ОТРЫВОК ИЗ ДОКУМЕНТА:
---*---

Вот как было все тогда перепутано - и в жизни, и в сознании, и в поведении людей, а интеллигенции -особенно. Да и как могло быть иначе, когда низменные средства в приказном порядке на каждом шагу заслоняли собой высокие цели, а злободневные лозунги то и дело брали верх над вечными ценностями.
Однако вернусь к вызволенному Геннадием из беды Федору Левину. Помилованный и возвращенный к жизни, он был направлен на политработу в армию, которую вскоре после нашей с ним встречи в сорок четвертом году перебросили в Европу, так что майор Левин славно закончил войну в Вене. Как сложились военные биографии коллег Левина, проявивших по отношению к нему тогда, в сорок втором, столь оперативную бдительность, сказать не могу, но все трое -прозаик, поэт и драматург - остались целы. Двоих я знал, но так как их давно уже нет в живых, а с их сыновьями иной раз даже приходится встречаться, фамилии называть не буду. Добавлю только, что тогда же, в сорок четвертом, мне как-то пришлось обратиться в разведотдел Карельского фронта по вопросу о публикации в нашей газете некоторых партизанских материалов. Капитан, который меня там принял, узнав, что я из редакции, да еще член Союза писателей, сначала отказался иметь со мной дело.
- Ненадежный вы народ, - сказал он без обиняков.
И лишь когда мне все же удалось войти к нему в
доверие, объяснил:
- Был когда-то у вас в редакции один такой неосторожный. Из критиков. Между прочим, говорят, известный даже... Так вот, ляпнул он что-то при своих дружках-писателях, а дружки те хоть и порознь, но все трое мигом сюда, к нам. Ну, не совсем к нам - в СМЕРШ. Сигнализировали, в общем. Разве ж это люди?.. Если б не затишье на передовой, его бы, этого критика, наверняка бы шлепнули. И за что? За трепотню...
Получилось так, что после встречи с Федором Марковичем на Карельском фронте мы почти не общались пять лет, если не считать случайных встреч в издательстве или Союзе писателей. В сорок девятом году я -уже космополит, антипатриот, эстет, словом, изгой ^ как-то утром отправляюсь в очередной поход к букинистам. Работы нет, денег ни копейки, в перспективе - исключение из Союза. Продаем книги и тем кормимся.

---*---

ПОКАЗАННЫЕ ДАННЫЕ:
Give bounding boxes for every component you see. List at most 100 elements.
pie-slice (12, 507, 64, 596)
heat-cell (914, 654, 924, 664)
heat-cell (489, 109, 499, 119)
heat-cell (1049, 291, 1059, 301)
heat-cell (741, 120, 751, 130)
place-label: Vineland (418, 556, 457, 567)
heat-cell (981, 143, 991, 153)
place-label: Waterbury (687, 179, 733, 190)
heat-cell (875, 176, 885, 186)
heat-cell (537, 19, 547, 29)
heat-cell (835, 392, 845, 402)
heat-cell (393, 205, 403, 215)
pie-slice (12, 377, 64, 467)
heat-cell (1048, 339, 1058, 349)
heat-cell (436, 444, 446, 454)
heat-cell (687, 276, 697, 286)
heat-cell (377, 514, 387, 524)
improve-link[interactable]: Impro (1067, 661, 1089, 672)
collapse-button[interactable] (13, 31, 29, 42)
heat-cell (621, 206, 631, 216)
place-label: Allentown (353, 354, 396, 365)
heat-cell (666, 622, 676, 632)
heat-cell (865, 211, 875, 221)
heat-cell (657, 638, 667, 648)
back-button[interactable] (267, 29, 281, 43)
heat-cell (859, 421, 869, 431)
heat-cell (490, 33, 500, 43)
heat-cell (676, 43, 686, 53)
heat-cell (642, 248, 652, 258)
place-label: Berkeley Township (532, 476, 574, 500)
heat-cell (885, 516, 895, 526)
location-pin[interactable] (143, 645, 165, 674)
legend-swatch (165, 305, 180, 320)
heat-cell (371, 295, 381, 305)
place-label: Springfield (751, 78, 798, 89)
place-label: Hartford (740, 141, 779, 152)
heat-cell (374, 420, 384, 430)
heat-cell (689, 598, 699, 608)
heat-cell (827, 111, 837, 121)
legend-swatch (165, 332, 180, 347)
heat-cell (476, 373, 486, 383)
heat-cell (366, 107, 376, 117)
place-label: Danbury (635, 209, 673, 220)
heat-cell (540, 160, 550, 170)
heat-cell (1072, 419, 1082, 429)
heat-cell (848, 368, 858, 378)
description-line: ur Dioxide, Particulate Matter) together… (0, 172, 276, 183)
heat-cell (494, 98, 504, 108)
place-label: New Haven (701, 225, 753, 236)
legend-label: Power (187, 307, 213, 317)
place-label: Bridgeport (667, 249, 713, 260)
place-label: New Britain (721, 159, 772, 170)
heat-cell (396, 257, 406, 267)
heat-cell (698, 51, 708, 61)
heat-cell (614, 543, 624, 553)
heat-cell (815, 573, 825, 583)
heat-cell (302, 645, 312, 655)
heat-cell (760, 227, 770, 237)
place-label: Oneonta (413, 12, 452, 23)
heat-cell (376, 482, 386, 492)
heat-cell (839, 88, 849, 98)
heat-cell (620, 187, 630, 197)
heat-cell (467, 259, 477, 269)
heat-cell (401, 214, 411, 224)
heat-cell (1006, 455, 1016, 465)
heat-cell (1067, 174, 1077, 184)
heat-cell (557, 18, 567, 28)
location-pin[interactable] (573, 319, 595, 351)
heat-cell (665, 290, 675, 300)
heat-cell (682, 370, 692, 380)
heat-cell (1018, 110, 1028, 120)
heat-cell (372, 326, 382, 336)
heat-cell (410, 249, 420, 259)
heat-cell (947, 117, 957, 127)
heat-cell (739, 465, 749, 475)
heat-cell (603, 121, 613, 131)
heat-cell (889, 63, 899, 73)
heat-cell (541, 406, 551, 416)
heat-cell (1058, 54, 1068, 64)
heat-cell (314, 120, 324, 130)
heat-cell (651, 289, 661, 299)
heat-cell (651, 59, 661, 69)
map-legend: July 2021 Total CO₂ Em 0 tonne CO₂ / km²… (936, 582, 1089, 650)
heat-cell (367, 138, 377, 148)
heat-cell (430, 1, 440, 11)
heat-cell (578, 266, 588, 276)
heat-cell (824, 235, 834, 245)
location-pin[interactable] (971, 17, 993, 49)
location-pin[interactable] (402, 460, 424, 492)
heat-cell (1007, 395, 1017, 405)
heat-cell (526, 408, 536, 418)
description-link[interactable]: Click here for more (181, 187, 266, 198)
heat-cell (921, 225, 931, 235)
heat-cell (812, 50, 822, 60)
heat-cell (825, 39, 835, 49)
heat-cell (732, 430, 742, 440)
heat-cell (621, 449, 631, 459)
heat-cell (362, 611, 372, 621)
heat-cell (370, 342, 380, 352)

---*---

ЧТО НУЖНО СДЕЛАТЬ:
В каком городе закончил войну майор Левин, судя по отрывку? Строки здесь не понадобятся.

ОТВЕТ:
В Вене.